§ WORK INSTRUCTIONS:
Using the entries that follow, count the lines containing the word "name" and give that number by itself.

§ Records:
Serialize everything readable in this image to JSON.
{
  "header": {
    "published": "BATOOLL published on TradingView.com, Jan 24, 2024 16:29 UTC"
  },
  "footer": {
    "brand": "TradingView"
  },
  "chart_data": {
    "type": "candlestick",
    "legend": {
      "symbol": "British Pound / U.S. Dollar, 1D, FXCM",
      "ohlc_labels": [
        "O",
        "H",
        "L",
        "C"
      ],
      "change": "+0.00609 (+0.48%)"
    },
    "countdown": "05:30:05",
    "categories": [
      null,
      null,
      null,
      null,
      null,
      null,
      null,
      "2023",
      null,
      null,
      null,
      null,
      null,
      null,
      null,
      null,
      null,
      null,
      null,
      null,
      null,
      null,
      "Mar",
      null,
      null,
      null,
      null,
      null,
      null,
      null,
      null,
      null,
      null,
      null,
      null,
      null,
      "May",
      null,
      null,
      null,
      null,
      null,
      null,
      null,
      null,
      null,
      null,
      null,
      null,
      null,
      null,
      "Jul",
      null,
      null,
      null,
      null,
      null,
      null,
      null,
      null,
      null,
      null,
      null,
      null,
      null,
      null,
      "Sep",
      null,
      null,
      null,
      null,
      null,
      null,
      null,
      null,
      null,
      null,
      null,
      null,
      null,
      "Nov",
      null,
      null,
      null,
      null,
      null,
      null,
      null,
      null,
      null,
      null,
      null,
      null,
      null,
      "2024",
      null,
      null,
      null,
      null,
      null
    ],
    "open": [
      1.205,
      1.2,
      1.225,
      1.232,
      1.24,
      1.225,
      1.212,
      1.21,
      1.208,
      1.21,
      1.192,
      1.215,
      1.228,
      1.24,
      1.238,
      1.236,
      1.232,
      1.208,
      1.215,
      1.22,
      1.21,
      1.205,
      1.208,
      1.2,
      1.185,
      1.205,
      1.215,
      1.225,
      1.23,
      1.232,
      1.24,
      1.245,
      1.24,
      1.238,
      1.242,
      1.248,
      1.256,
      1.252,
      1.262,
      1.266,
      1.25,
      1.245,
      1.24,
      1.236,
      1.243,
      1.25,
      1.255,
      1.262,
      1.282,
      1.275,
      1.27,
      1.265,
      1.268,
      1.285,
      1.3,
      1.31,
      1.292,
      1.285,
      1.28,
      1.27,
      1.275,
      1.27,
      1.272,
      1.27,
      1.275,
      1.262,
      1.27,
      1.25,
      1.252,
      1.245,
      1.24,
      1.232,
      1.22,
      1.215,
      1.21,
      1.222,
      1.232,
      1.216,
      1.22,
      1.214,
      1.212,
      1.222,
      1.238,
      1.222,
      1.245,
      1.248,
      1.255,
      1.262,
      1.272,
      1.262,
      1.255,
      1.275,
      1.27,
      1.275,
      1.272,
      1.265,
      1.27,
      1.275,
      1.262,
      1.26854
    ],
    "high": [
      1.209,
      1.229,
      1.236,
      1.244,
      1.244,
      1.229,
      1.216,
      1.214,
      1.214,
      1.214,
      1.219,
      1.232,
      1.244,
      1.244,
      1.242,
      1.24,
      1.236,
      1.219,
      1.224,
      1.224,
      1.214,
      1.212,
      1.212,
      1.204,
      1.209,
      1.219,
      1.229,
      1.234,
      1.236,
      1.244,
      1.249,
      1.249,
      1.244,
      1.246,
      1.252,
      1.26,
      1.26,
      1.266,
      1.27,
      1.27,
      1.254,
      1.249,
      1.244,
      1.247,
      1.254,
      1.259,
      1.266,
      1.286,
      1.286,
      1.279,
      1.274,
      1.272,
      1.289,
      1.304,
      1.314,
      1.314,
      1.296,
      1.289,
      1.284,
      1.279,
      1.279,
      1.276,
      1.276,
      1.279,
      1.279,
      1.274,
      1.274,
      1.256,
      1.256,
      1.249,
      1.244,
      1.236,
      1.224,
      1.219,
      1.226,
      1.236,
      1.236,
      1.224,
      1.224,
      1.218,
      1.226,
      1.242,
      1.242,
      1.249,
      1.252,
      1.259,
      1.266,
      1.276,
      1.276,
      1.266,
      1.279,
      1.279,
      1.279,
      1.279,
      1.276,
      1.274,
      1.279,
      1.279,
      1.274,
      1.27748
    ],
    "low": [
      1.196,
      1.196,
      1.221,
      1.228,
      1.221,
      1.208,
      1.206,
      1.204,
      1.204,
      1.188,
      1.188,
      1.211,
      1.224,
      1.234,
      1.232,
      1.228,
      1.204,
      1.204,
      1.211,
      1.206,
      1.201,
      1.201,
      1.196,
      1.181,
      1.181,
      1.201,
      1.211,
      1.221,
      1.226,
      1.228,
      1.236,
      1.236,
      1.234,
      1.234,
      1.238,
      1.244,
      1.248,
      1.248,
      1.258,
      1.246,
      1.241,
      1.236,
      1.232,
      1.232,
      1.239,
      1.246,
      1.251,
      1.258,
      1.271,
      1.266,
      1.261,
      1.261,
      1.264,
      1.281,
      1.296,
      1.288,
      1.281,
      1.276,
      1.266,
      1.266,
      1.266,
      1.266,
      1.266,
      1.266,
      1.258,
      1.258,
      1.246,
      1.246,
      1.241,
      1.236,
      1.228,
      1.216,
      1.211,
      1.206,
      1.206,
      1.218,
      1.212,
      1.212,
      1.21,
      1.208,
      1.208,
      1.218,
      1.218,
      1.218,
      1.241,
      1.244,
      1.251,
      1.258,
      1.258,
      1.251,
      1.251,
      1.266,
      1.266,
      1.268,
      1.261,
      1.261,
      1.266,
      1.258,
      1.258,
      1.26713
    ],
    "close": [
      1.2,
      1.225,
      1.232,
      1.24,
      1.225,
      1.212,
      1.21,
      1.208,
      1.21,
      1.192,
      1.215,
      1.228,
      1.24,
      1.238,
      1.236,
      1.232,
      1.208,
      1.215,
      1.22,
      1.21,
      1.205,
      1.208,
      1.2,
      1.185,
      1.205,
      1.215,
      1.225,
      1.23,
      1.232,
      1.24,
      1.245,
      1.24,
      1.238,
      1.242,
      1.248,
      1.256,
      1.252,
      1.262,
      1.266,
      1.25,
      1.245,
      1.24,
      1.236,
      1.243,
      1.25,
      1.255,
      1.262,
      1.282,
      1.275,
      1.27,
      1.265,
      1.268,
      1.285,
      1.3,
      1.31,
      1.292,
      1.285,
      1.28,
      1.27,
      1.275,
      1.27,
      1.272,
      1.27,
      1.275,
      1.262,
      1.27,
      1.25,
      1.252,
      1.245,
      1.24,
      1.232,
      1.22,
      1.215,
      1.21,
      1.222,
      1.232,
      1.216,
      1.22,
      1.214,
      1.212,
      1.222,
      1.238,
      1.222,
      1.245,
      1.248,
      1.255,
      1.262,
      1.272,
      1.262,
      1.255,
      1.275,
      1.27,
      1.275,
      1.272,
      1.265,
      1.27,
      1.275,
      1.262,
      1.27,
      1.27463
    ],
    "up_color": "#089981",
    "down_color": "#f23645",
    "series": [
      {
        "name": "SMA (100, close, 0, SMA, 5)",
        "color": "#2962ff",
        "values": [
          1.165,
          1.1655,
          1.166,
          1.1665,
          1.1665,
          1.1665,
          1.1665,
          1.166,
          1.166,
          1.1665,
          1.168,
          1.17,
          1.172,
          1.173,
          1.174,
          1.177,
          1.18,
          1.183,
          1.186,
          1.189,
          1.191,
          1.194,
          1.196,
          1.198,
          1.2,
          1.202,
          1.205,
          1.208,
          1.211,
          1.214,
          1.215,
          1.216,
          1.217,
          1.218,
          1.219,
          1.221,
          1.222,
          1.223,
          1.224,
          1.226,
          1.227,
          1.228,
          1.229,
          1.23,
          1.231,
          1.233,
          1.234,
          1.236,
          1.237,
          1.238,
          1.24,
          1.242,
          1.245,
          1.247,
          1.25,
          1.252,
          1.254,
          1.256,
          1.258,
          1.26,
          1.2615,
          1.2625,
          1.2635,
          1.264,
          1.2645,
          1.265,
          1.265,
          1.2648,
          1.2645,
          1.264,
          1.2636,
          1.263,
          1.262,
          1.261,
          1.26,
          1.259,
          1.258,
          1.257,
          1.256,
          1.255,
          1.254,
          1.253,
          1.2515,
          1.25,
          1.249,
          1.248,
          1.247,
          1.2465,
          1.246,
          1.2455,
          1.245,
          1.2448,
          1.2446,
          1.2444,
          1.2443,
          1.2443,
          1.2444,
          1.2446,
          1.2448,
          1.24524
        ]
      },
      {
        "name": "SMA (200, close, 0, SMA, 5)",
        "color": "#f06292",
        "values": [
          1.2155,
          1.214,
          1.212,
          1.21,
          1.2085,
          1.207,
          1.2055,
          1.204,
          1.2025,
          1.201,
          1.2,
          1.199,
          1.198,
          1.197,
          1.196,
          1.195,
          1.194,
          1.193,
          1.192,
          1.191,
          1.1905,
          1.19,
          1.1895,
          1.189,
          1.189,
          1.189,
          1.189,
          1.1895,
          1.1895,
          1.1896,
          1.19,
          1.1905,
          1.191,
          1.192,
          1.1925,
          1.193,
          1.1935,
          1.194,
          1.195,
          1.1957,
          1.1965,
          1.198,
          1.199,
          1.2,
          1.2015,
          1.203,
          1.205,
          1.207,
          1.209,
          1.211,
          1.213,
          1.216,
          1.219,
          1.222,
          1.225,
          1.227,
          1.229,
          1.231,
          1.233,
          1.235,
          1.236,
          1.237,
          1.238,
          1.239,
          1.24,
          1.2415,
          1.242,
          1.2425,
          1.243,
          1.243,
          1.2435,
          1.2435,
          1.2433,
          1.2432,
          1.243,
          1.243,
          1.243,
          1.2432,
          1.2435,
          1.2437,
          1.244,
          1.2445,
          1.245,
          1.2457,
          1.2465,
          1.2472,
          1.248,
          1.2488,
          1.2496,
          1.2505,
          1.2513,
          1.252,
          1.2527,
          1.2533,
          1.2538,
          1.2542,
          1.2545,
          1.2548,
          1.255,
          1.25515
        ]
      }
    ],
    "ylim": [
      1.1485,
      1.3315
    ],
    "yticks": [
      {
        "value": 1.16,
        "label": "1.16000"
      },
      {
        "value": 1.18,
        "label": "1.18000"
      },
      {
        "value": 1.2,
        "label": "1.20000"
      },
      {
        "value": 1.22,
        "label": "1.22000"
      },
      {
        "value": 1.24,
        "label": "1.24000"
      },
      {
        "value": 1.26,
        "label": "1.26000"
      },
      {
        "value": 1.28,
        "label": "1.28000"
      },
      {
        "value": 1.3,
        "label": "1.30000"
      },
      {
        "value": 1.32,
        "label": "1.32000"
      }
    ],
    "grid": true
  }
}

§ SOLVED PROBLEM:
2